- _Goal of the exercise_:
Your answer should be one number: how many lines of the records hold the string "Euro".

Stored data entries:
^^^^^^^^
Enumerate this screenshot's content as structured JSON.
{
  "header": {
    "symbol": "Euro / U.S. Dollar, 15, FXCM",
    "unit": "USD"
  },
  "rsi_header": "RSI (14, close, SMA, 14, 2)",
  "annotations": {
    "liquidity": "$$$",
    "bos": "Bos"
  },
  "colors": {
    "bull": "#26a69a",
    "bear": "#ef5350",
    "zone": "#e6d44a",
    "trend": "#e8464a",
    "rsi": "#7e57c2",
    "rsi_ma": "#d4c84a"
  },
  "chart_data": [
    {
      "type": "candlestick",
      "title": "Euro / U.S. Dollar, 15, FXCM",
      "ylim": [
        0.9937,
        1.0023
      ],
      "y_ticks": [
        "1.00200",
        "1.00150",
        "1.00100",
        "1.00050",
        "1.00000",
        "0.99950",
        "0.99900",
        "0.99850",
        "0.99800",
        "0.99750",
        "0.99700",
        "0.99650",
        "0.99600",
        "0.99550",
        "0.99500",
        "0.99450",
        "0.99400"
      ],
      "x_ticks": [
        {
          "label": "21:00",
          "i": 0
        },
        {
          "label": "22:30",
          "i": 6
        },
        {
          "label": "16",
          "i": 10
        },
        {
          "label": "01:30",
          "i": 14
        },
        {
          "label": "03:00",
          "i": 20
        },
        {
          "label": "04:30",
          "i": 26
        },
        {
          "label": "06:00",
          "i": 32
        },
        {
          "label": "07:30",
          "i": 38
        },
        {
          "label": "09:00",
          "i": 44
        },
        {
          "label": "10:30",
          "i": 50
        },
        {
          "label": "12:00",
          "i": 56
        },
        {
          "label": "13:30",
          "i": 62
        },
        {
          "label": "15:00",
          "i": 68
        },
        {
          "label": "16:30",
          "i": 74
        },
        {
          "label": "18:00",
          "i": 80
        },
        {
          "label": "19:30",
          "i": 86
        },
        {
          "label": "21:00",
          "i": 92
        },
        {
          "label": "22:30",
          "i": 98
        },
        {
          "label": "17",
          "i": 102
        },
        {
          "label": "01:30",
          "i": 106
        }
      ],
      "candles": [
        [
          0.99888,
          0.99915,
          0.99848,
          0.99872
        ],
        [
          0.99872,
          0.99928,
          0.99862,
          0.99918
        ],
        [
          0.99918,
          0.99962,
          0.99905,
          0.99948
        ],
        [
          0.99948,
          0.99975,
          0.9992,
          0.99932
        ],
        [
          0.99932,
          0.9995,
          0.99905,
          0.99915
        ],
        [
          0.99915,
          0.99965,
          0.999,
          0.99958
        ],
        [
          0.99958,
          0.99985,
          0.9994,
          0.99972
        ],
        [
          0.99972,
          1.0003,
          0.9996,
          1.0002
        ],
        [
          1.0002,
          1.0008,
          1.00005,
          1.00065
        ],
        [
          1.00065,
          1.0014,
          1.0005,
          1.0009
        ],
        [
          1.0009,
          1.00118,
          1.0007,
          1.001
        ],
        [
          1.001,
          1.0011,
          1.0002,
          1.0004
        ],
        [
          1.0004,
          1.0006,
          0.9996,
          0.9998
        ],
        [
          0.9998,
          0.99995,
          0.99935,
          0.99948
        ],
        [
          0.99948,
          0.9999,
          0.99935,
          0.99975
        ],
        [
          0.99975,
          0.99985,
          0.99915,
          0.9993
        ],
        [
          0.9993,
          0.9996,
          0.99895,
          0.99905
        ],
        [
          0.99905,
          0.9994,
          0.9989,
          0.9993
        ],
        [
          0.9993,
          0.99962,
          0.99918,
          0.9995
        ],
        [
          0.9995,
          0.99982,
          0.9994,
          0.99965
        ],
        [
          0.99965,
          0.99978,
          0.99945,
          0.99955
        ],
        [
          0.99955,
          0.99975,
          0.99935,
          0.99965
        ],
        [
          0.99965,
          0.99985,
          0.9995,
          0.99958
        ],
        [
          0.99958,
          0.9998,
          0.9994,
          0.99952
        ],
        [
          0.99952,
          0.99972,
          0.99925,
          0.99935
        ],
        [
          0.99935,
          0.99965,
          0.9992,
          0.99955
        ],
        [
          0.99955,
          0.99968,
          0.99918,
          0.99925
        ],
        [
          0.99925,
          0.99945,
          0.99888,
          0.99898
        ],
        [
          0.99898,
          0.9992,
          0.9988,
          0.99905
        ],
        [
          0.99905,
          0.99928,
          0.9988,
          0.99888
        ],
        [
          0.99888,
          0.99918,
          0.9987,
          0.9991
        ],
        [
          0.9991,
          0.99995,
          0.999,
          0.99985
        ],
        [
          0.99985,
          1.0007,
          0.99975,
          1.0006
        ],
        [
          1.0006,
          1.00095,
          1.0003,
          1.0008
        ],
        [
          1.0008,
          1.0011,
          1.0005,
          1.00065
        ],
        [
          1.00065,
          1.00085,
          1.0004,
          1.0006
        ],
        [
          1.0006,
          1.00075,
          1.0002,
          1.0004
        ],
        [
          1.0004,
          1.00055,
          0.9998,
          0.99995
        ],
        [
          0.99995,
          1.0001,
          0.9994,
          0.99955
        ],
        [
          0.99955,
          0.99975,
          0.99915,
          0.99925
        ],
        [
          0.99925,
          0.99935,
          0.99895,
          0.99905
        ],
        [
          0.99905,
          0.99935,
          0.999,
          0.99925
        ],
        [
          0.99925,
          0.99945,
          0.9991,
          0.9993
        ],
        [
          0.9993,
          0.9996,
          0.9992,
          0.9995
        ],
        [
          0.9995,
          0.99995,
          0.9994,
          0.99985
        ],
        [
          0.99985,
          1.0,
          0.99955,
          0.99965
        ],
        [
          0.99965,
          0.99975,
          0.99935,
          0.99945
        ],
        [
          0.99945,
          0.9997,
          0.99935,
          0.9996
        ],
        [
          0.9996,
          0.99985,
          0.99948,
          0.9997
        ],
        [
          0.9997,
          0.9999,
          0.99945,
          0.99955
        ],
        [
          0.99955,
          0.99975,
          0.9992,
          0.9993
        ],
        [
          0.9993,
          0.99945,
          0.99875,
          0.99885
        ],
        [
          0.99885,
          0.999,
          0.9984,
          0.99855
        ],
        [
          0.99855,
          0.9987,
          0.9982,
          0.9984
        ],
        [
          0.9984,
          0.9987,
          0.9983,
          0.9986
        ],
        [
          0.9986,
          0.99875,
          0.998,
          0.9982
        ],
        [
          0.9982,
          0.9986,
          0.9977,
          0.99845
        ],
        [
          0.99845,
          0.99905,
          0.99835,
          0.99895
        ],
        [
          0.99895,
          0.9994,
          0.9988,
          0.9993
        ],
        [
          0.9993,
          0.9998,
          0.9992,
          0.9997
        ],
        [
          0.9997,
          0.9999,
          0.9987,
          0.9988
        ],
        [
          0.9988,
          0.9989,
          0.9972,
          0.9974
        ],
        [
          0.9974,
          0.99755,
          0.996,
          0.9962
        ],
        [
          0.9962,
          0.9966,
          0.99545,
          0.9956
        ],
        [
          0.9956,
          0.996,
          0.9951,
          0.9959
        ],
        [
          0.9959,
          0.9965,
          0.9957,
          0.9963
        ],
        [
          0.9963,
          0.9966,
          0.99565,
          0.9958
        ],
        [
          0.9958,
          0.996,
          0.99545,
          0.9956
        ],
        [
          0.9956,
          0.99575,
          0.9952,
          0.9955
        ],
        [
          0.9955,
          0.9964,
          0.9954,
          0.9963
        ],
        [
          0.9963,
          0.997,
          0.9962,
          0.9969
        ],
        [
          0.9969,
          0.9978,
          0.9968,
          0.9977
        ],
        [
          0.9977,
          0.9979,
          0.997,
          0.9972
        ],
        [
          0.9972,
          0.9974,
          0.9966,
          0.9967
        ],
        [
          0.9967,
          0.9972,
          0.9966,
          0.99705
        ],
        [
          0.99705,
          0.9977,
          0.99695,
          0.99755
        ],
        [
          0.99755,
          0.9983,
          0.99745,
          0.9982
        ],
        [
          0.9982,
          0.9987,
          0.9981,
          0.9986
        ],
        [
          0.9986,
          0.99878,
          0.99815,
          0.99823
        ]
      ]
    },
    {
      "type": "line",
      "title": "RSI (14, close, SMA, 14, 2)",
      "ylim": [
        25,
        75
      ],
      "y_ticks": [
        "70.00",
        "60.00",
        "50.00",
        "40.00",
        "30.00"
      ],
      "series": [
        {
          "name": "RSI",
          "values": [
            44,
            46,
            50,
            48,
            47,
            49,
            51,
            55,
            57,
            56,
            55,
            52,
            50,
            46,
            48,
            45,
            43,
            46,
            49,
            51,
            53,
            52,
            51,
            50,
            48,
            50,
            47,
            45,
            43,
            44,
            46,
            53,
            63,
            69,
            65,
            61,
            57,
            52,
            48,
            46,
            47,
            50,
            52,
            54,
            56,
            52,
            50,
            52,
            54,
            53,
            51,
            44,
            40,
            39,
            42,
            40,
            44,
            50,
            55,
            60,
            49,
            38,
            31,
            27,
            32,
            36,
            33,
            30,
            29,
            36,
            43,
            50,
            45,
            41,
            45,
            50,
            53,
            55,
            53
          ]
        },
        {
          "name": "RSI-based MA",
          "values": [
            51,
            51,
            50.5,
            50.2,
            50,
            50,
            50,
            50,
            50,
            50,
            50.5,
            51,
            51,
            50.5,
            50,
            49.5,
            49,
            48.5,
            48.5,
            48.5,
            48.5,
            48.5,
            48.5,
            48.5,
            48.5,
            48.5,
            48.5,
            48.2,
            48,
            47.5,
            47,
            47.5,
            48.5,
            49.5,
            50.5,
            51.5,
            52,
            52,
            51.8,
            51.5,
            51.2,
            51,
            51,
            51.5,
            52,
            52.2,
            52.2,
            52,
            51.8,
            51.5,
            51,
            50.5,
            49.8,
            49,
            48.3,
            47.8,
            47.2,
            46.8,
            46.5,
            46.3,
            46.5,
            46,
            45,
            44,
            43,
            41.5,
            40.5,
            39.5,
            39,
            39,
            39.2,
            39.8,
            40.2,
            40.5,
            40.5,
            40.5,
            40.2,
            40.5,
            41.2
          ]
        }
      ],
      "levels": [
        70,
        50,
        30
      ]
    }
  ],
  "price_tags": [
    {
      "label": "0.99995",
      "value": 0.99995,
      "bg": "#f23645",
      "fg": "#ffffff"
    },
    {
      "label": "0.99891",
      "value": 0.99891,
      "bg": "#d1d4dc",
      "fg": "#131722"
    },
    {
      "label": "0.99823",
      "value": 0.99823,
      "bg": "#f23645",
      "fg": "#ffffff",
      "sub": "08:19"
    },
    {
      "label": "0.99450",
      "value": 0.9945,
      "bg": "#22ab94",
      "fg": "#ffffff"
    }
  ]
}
^^^^^^^^
- _Response_:
2